- Task brief
The data below should be restated word for word, with every picture omitted.

- Information shown
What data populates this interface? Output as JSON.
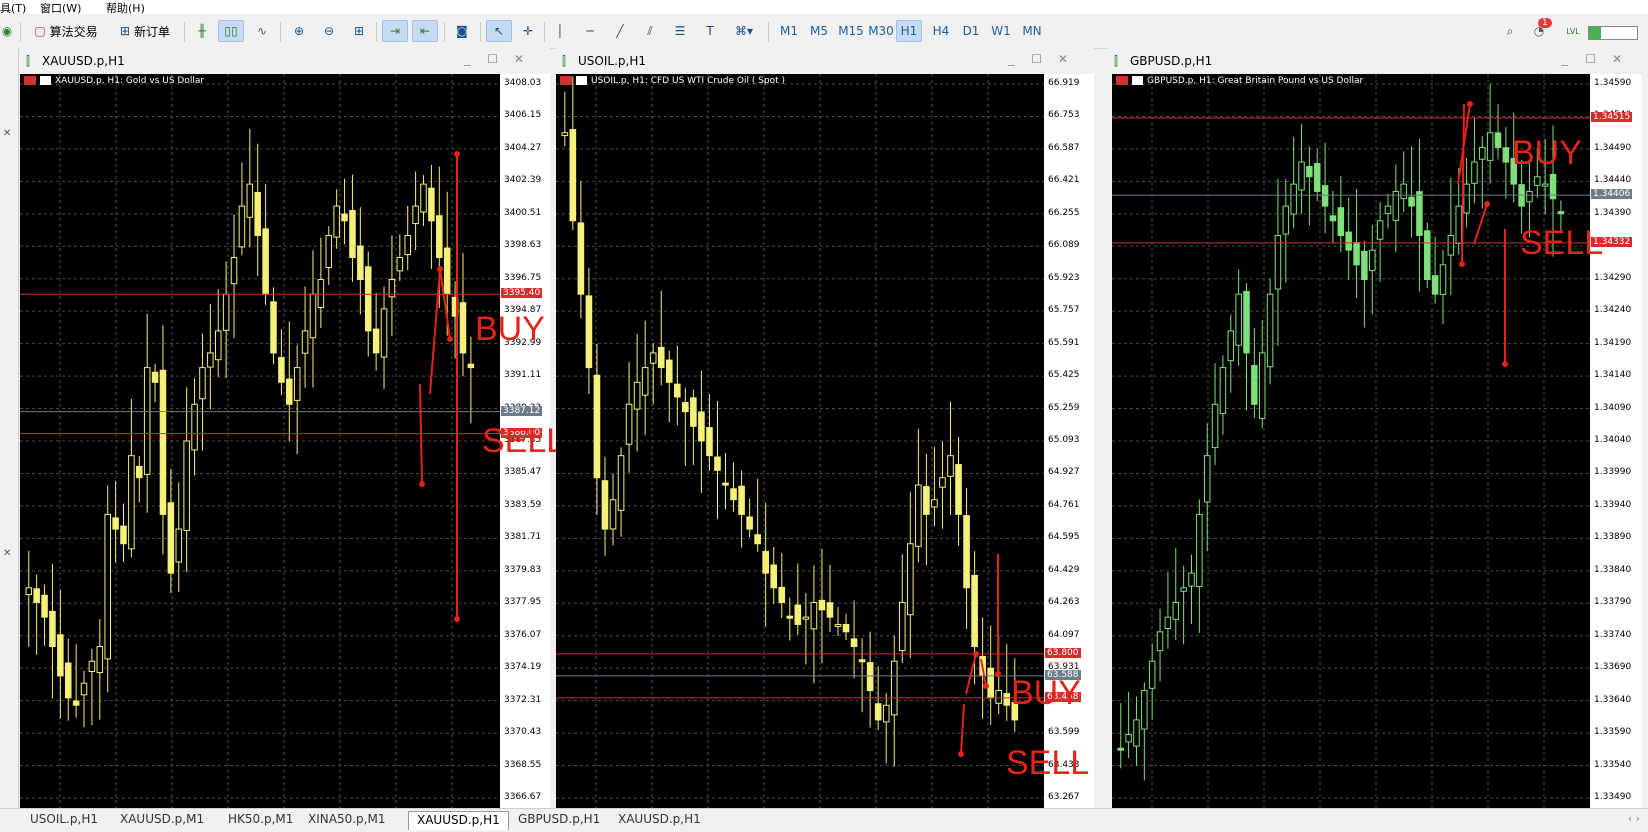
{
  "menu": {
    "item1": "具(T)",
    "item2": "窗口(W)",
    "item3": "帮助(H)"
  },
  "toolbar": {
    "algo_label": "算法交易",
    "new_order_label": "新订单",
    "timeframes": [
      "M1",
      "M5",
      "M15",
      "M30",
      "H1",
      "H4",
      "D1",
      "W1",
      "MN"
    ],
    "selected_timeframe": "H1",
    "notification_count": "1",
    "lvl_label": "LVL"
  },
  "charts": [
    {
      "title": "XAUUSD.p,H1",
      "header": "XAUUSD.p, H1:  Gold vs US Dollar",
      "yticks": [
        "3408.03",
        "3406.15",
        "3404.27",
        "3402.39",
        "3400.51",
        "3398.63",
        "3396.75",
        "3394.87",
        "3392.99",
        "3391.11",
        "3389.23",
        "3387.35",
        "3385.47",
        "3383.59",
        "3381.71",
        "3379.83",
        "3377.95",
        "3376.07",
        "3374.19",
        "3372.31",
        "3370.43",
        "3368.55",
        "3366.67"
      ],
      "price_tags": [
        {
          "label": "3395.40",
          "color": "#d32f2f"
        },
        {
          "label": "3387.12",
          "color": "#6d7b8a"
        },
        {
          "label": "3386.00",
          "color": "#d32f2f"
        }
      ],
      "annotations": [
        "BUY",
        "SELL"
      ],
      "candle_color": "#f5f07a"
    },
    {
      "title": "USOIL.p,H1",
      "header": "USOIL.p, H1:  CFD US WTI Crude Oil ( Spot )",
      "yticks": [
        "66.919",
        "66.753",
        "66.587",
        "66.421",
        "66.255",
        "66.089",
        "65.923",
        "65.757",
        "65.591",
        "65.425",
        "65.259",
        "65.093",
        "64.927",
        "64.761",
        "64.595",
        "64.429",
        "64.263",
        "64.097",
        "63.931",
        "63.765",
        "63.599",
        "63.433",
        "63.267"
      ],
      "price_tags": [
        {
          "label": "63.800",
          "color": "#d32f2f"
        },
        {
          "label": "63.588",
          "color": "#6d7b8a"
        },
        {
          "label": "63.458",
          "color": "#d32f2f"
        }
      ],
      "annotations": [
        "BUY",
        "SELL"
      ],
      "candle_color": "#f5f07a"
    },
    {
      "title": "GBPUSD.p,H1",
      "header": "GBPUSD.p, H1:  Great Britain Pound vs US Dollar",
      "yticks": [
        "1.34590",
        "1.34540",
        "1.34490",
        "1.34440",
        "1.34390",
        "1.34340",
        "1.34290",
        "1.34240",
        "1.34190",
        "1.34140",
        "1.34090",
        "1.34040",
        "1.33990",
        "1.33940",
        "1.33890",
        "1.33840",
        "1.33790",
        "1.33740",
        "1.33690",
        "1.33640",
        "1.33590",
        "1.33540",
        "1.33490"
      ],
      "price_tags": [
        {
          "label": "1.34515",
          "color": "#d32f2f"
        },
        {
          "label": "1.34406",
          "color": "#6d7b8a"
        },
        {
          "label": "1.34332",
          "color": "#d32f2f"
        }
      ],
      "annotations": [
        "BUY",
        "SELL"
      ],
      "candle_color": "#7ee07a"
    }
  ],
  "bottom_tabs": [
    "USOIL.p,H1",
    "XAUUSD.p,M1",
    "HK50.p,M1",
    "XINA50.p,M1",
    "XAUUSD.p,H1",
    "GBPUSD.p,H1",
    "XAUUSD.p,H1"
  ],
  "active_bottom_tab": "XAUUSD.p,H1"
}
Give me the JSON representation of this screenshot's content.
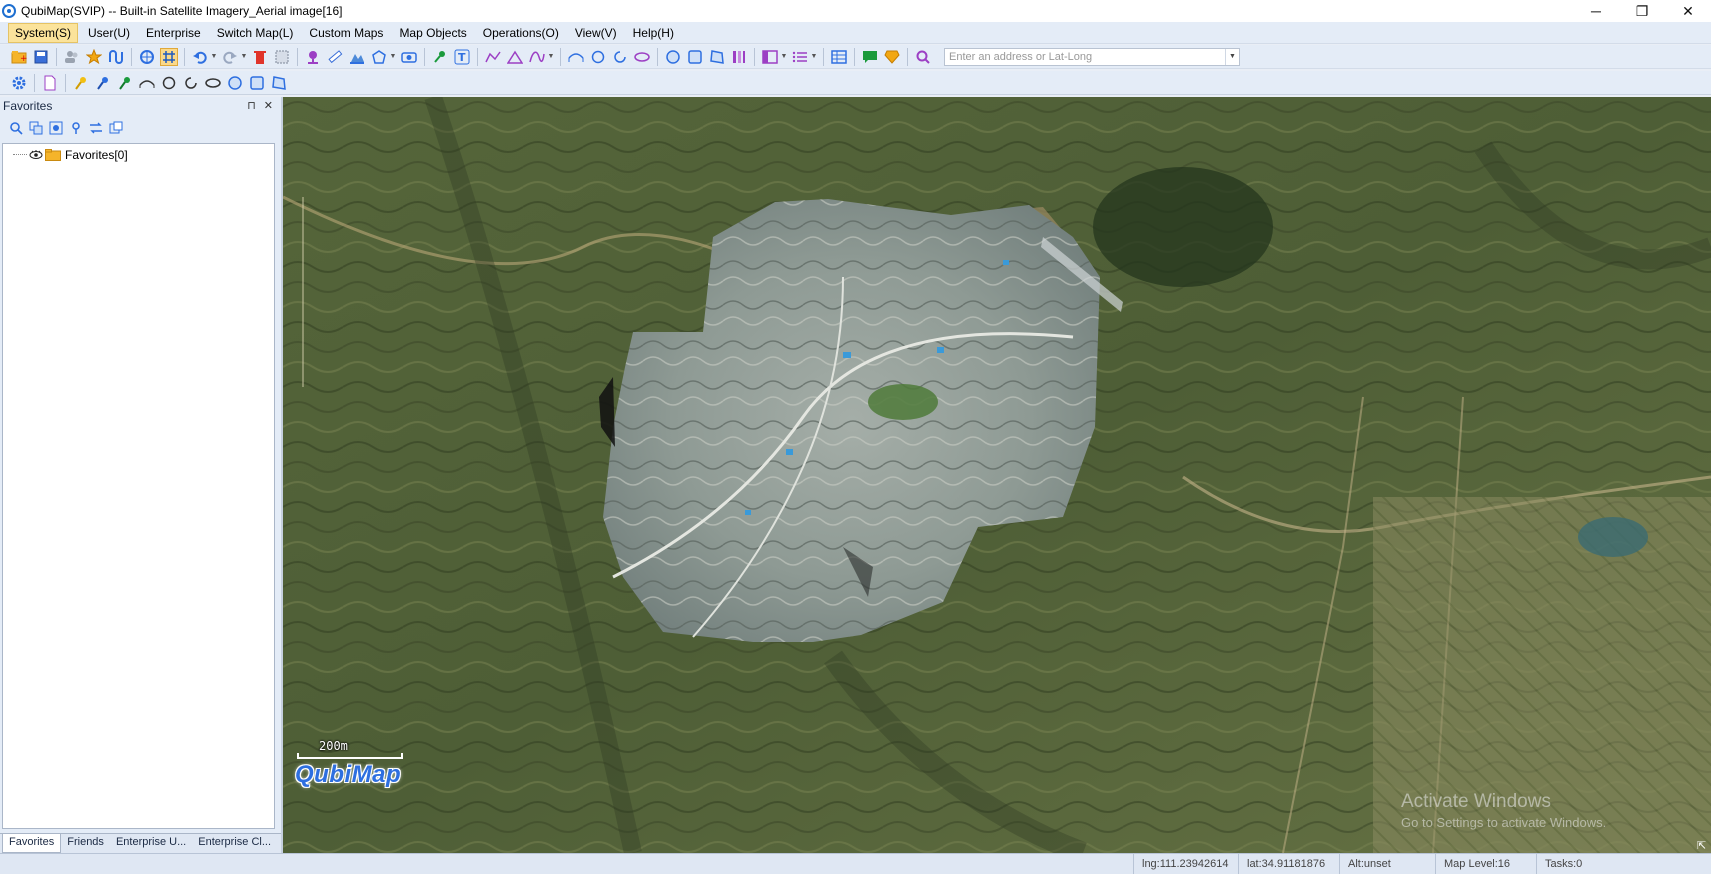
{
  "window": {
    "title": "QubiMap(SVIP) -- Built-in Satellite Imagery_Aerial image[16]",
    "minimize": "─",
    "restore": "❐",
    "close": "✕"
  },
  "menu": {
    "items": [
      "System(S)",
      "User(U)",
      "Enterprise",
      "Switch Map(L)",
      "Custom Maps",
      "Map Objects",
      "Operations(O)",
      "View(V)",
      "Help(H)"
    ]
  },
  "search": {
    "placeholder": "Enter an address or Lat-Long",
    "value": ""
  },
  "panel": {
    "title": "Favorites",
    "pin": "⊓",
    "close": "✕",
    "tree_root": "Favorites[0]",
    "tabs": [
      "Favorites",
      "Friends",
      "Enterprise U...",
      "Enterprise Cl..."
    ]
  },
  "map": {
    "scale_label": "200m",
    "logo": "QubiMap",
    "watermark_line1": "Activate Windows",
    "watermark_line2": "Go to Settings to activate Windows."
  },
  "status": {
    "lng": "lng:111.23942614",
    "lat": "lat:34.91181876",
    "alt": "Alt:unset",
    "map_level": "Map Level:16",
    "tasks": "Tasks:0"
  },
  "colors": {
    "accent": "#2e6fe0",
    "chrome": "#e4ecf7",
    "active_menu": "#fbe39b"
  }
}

- Written solution
What data populates this interface? Output as JSON.
{
  "menu": {
    "item1": "具(T)",
    "item2": "窗口(W)",
    "item3": "帮助(H)"
  },
  "toolbar": {
    "algo_label": "算法交易",
    "new_order_label": "新订单",
    "timeframes": [
      "M1",
      "M5",
      "M15",
      "M30",
      "H1",
      "H4",
      "D1",
      "W1",
      "MN"
    ],
    "selected_timeframe": "H1",
    "notification_count": "1",
    "lvl_label": "LVL"
  },
  "charts": [
    {
      "title": "XAUUSD.p,H1",
      "header": "XAUUSD.p, H1:  Gold vs US Dollar",
      "yticks": [
        "3408.03",
        "3406.15",
        "3404.27",
        "3402.39",
        "3400.51",
        "3398.63",
        "3396.75",
        "3394.87",
        "3392.99",
        "3391.11",
        "3389.23",
        "3387.35",
        "3385.47",
        "3383.59",
        "3381.71",
        "3379.83",
        "3377.95",
        "3376.07",
        "3374.19",
        "3372.31",
        "3370.43",
        "3368.55",
        "3366.67"
      ],
      "price_tags": [
        {
          "label": "3395.40",
          "color": "#d32f2f"
        },
        {
          "label": "3387.12",
          "color": "#6d7b8a"
        },
        {
          "label": "3386.00",
          "color": "#d32f2f"
        }
      ],
      "annotations": [
        "BUY",
        "SELL"
      ],
      "candle_color": "#f5f07a"
    },
    {
      "title": "USOIL.p,H1",
      "header": "USOIL.p, H1:  CFD US WTI Crude Oil ( Spot )",
      "yticks": [
        "66.919",
        "66.753",
        "66.587",
        "66.421",
        "66.255",
        "66.089",
        "65.923",
        "65.757",
        "65.591",
        "65.425",
        "65.259",
        "65.093",
        "64.927",
        "64.761",
        "64.595",
        "64.429",
        "64.263",
        "64.097",
        "63.931",
        "63.765",
        "63.599",
        "63.433",
        "63.267"
      ],
      "price_tags": [
        {
          "label": "63.800",
          "color": "#d32f2f"
        },
        {
          "label": "63.588",
          "color": "#6d7b8a"
        },
        {
          "label": "63.458",
          "color": "#d32f2f"
        }
      ],
      "annotations": [
        "BUY",
        "SELL"
      ],
      "candle_color": "#f5f07a"
    },
    {
      "title": "GBPUSD.p,H1",
      "header": "GBPUSD.p, H1:  Great Britain Pound vs US Dollar",
      "yticks": [
        "1.34590",
        "1.34540",
        "1.34490",
        "1.34440",
        "1.34390",
        "1.34340",
        "1.34290",
        "1.34240",
        "1.34190",
        "1.34140",
        "1.34090",
        "1.34040",
        "1.33990",
        "1.33940",
        "1.33890",
        "1.33840",
        "1.33790",
        "1.33740",
        "1.33690",
        "1.33640",
        "1.33590",
        "1.33540",
        "1.33490"
      ],
      "price_tags": [
        {
          "label": "1.34515",
          "color": "#d32f2f"
        },
        {
          "label": "1.34406",
          "color": "#6d7b8a"
        },
        {
          "label": "1.34332",
          "color": "#d32f2f"
        }
      ],
      "annotations": [
        "BUY",
        "SELL"
      ],
      "candle_color": "#7ee07a"
    }
  ],
  "bottom_tabs": [
    "USOIL.p,H1",
    "XAUUSD.p,M1",
    "HK50.p,M1",
    "XINA50.p,M1",
    "XAUUSD.p,H1",
    "GBPUSD.p,H1",
    "XAUUSD.p,H1"
  ],
  "active_bottom_tab": "XAUUSD.p,H1"
}
Give me the JSON representation of this screenshot's content.
{
  "window": {
    "title": "QubiMap(SVIP) -- Built-in Satellite Imagery_Aerial image[16]",
    "minimize": "─",
    "restore": "❐",
    "close": "✕"
  },
  "menu": {
    "items": [
      "System(S)",
      "User(U)",
      "Enterprise",
      "Switch Map(L)",
      "Custom Maps",
      "Map Objects",
      "Operations(O)",
      "View(V)",
      "Help(H)"
    ]
  },
  "search": {
    "placeholder": "Enter an address or Lat-Long",
    "value": ""
  },
  "panel": {
    "title": "Favorites",
    "pin": "⊓",
    "close": "✕",
    "tree_root": "Favorites[0]",
    "tabs": [
      "Favorites",
      "Friends",
      "Enterprise U...",
      "Enterprise Cl..."
    ]
  },
  "map": {
    "scale_label": "200m",
    "logo": "QubiMap",
    "watermark_line1": "Activate Windows",
    "watermark_line2": "Go to Settings to activate Windows."
  },
  "status": {
    "lng": "lng:111.23942614",
    "lat": "lat:34.91181876",
    "alt": "Alt:unset",
    "map_level": "Map Level:16",
    "tasks": "Tasks:0"
  },
  "colors": {
    "accent": "#2e6fe0",
    "chrome": "#e4ecf7",
    "active_menu": "#fbe39b"
  }
}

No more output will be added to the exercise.